━━━━━ Data entries ━━━━━
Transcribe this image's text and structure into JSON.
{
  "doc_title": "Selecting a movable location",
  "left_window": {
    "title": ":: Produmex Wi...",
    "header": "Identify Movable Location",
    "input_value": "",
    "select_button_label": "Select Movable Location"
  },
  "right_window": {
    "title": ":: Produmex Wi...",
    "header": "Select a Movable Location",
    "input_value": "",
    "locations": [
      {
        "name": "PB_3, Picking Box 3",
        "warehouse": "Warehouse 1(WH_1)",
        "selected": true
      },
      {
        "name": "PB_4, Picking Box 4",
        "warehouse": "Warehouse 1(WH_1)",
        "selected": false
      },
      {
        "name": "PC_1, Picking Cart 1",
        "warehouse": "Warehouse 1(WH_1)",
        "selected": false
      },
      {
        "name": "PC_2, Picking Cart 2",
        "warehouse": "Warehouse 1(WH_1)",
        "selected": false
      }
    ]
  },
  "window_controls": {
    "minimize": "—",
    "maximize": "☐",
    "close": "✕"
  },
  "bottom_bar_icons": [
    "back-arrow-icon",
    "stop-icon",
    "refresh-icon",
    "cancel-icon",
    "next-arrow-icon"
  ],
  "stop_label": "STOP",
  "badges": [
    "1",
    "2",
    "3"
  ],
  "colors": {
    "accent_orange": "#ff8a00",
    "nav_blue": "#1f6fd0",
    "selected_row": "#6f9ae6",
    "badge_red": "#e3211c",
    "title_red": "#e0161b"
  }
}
━━━━━
== Given task ==
Search the material above for "Cart". Pull out each line where it shows up.

== Response to the task ==
        "name": "PC_1, Picking Cart 1",
        "name": "PC_2, Picking Cart 2",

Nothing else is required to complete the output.